Below are the records. Restate word for word every line from the one that contains "Convert this document image to plain text." through the final line, both included.

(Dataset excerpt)
START
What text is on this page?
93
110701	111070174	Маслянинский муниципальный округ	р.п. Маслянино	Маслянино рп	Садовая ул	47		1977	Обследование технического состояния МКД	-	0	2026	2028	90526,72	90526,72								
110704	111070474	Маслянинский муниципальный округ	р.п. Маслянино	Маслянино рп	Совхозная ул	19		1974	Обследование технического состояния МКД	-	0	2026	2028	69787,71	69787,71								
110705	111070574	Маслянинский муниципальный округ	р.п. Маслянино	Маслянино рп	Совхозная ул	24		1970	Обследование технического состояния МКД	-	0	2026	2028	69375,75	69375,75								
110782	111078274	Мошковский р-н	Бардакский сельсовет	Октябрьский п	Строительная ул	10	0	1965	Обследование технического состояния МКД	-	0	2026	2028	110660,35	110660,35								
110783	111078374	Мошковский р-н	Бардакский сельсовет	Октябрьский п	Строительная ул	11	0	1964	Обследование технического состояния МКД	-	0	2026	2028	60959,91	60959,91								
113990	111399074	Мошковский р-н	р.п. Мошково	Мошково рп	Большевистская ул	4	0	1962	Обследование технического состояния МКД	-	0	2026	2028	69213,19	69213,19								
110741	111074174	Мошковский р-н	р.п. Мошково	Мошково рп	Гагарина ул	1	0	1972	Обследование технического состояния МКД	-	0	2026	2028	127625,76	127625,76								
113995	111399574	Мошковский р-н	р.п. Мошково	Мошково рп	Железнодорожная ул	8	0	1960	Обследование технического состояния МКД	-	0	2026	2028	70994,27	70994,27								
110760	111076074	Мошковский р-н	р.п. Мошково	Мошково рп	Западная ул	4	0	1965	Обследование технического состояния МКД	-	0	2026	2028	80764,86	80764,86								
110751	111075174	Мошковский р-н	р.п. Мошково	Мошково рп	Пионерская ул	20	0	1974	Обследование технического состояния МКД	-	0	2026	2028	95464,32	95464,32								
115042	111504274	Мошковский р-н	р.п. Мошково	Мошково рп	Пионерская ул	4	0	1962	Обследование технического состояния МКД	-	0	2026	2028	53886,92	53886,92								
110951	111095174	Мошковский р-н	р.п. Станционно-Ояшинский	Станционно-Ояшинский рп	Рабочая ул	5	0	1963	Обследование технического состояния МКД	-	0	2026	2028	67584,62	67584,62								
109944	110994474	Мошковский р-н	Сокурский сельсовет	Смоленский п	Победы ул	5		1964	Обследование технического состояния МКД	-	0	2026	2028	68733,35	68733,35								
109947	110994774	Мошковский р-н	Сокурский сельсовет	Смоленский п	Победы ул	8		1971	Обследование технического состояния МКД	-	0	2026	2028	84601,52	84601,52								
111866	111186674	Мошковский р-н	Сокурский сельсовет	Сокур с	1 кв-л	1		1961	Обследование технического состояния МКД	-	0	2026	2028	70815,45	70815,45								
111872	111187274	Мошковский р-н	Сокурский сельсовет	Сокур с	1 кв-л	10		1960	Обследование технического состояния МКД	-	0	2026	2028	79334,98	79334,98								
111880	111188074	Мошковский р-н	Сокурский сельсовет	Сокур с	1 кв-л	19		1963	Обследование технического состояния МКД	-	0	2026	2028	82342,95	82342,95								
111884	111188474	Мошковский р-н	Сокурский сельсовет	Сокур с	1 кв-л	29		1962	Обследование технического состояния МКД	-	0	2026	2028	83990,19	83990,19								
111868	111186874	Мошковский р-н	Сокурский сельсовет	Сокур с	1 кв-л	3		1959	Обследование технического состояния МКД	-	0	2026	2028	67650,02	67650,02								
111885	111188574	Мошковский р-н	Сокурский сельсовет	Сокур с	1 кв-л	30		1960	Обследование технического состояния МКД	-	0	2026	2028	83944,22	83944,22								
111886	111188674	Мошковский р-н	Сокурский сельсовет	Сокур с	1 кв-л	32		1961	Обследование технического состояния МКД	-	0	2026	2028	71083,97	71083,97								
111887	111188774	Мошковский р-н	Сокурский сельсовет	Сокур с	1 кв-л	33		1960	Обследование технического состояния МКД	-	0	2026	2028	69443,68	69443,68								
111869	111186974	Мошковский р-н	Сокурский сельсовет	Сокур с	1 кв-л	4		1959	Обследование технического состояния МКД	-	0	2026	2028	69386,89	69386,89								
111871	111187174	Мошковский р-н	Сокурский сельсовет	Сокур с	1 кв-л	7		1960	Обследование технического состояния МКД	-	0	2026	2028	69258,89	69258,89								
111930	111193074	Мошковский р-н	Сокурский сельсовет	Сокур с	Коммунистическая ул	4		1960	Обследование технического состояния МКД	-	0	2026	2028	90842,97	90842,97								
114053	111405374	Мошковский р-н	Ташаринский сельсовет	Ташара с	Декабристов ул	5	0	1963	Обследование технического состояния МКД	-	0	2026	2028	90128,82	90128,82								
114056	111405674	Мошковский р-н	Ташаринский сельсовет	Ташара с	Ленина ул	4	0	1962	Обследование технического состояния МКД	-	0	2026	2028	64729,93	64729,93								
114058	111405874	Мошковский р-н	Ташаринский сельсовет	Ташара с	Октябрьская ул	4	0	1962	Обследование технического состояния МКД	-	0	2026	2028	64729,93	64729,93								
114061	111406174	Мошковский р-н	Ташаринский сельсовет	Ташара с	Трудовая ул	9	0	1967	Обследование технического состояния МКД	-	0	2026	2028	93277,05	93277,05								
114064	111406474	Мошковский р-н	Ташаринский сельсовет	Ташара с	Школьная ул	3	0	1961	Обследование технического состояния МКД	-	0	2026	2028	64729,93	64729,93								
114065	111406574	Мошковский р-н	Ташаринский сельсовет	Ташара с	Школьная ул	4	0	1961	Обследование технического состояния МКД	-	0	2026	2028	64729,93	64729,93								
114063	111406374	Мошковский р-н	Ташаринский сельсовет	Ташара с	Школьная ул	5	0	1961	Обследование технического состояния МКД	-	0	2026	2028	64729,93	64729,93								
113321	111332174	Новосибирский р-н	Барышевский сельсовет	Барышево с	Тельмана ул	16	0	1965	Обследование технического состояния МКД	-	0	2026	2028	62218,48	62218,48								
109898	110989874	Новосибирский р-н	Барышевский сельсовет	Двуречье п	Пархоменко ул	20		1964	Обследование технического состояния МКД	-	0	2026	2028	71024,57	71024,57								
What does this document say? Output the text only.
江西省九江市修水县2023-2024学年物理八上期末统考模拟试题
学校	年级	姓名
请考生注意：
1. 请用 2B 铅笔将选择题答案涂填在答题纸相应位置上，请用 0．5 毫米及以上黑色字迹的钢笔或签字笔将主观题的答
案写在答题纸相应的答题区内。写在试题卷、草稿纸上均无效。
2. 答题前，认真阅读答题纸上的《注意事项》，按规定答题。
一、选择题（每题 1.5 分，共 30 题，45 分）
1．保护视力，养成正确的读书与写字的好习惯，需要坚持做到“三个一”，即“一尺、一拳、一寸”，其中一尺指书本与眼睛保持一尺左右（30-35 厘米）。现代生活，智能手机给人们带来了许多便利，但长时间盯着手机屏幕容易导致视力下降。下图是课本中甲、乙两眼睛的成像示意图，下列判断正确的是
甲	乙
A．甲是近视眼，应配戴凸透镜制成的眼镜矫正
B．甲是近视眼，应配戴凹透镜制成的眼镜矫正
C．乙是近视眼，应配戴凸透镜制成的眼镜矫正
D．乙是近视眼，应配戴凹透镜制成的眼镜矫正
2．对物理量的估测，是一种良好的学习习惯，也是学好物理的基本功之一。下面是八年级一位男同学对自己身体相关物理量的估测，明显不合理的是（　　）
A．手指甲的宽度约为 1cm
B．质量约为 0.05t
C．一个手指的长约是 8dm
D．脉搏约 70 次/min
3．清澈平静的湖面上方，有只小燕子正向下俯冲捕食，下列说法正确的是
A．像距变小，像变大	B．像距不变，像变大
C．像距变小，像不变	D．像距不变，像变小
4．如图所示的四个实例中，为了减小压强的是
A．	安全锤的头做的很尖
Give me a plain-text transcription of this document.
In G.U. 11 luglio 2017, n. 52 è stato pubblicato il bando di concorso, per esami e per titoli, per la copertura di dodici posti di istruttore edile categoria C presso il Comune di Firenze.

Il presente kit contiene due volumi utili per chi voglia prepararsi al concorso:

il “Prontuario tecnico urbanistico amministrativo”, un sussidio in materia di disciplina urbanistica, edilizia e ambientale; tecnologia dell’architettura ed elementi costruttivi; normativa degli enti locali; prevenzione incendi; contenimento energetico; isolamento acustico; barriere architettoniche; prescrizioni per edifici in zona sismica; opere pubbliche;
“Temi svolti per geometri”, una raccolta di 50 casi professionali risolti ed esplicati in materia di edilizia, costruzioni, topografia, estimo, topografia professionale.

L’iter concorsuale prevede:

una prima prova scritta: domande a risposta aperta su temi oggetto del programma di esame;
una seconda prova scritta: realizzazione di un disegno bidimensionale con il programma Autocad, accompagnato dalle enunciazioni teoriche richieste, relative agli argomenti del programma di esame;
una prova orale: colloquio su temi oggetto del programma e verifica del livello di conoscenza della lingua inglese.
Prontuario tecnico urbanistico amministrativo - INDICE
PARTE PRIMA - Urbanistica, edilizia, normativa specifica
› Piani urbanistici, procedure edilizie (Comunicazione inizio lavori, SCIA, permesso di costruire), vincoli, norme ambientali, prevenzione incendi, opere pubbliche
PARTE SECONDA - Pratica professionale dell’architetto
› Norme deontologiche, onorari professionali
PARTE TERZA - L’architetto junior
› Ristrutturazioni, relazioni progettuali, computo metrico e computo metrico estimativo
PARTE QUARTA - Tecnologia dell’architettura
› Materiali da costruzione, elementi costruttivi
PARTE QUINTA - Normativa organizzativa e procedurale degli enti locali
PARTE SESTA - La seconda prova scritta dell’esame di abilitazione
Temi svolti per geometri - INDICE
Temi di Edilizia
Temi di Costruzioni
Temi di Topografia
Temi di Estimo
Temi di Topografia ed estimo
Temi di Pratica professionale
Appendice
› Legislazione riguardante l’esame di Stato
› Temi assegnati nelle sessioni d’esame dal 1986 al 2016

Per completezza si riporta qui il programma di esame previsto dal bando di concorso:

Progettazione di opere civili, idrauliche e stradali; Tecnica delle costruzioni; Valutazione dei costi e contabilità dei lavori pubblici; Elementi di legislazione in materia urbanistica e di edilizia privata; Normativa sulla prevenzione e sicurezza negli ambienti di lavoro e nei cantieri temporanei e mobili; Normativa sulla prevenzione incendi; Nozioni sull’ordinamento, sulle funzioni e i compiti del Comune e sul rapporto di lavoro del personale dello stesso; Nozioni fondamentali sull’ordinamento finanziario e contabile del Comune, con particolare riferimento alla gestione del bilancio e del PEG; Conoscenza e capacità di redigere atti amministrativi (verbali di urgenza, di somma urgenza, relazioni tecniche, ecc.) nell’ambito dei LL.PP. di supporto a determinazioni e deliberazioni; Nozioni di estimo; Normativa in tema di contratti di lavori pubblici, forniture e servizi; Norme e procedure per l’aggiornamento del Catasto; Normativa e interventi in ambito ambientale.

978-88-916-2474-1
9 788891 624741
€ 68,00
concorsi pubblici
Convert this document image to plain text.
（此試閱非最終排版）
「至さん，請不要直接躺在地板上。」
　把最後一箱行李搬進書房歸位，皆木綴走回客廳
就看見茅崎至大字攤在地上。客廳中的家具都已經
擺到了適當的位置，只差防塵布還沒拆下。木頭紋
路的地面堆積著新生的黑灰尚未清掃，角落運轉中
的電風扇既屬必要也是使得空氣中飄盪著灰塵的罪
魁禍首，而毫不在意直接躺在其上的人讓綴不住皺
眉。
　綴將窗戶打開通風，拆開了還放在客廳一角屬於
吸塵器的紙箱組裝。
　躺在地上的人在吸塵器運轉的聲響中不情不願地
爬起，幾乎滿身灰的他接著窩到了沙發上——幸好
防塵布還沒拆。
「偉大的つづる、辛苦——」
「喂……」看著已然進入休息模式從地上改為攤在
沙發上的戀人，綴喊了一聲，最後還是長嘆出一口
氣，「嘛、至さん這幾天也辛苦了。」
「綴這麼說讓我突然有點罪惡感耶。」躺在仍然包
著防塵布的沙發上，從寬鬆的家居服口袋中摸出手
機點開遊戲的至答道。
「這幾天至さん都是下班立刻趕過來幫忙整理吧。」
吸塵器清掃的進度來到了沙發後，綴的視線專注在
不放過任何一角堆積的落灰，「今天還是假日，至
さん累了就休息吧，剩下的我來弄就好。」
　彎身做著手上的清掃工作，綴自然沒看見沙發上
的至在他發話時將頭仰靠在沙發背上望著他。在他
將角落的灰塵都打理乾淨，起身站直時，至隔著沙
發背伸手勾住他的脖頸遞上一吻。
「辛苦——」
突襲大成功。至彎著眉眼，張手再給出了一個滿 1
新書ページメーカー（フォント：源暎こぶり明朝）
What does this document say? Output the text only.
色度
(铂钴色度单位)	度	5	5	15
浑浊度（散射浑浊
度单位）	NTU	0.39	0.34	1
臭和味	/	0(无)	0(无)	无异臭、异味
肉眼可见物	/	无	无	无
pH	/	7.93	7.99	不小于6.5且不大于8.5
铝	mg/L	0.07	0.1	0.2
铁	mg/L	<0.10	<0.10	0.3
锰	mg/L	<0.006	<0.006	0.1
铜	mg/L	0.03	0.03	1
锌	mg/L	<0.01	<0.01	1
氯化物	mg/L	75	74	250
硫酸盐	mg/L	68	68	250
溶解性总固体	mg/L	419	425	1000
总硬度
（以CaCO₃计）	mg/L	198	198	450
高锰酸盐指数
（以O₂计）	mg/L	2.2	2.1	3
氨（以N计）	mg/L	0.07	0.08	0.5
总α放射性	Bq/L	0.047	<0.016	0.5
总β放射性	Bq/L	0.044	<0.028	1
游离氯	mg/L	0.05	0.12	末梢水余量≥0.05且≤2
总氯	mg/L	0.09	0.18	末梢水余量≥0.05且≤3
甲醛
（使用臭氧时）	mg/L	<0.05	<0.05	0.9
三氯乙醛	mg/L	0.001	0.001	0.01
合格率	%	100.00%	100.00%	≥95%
END
SOLVED EXERCISE:
Convert this document image to plain text.
（此試閱非最終排版）
「至さん，請不要直接躺在地板上。」
　把最後一箱行李搬進書房歸位，皆木綴走回客廳
就看見茅崎至大字攤在地上。客廳中的家具都已經
擺到了適當的位置，只差防塵布還沒拆下。木頭紋
路的地面堆積著新生的黑灰尚未清掃，角落運轉中
的電風扇既屬必要也是使得空氣中飄盪著灰塵的罪
魁禍首，而毫不在意直接躺在其上的人讓綴不住皺
眉。
　綴將窗戶打開通風，拆開了還放在客廳一角屬於
吸塵器的紙箱組裝。
　躺在地上的人在吸塵器運轉的聲響中不情不願地
爬起，幾乎滿身灰的他接著窩到了沙發上——幸好
防塵布還沒拆。
「偉大的つづる、辛苦——」
「喂……」看著已然進入休息模式從地上改為攤在
沙發上的戀人，綴喊了一聲，最後還是長嘆出一口
氣，「嘛、至さん這幾天也辛苦了。」
「綴這麼說讓我突然有點罪惡感耶。」躺在仍然包
著防塵布的沙發上，從寬鬆的家居服口袋中摸出手
機點開遊戲的至答道。
「這幾天至さん都是下班立刻趕過來幫忙整理吧。」
吸塵器清掃的進度來到了沙發後，綴的視線專注在
不放過任何一角堆積的落灰，「今天還是假日，至
さん累了就休息吧，剩下的我來弄就好。」
　彎身做著手上的清掃工作，綴自然沒看見沙發上
的至在他發話時將頭仰靠在沙發背上望著他。在他
將角落的灰塵都打理乾淨，起身站直時，至隔著沙
發背伸手勾住他的脖頸遞上一吻。
「辛苦——」
突襲大成功。至彎著眉眼，張手再給出了一個滿 1
新書ページメーカー（フォント：源暎こぶり明朝）
What does this document say? Output the text only.
色度
(铂钴色度单位)	度	5	5	15
浑浊度（散射浑浊
度单位）	NTU	0.39	0.34	1
臭和味	/	0(无)	0(无)	无异臭、异味
肉眼可见物	/	无	无	无
pH	/	7.93	7.99	不小于6.5且不大于8.5
铝	mg/L	0.07	0.1	0.2
铁	mg/L	<0.10	<0.10	0.3
锰	mg/L	<0.006	<0.006	0.1
铜	mg/L	0.03	0.03	1
锌	mg/L	<0.01	<0.01	1
氯化物	mg/L	75	74	250
硫酸盐	mg/L	68	68	250
溶解性总固体	mg/L	419	425	1000
总硬度
（以CaCO₃计）	mg/L	198	198	450
高锰酸盐指数
（以O₂计）	mg/L	2.2	2.1	3
氨（以N计）	mg/L	0.07	0.08	0.5
总α放射性	Bq/L	0.047	<0.016	0.5
总β放射性	Bq/L	0.044	<0.028	1
游离氯	mg/L	0.05	0.12	末梢水余量≥0.05且≤2
总氯	mg/L	0.09	0.18	末梢水余量≥0.05且≤3
甲醛
（使用臭氧时）	mg/L	<0.05	<0.05	0.9
三氯乙醛	mg/L	0.001	0.001	0.01
合格率	%	100.00%	100.00%	≥95%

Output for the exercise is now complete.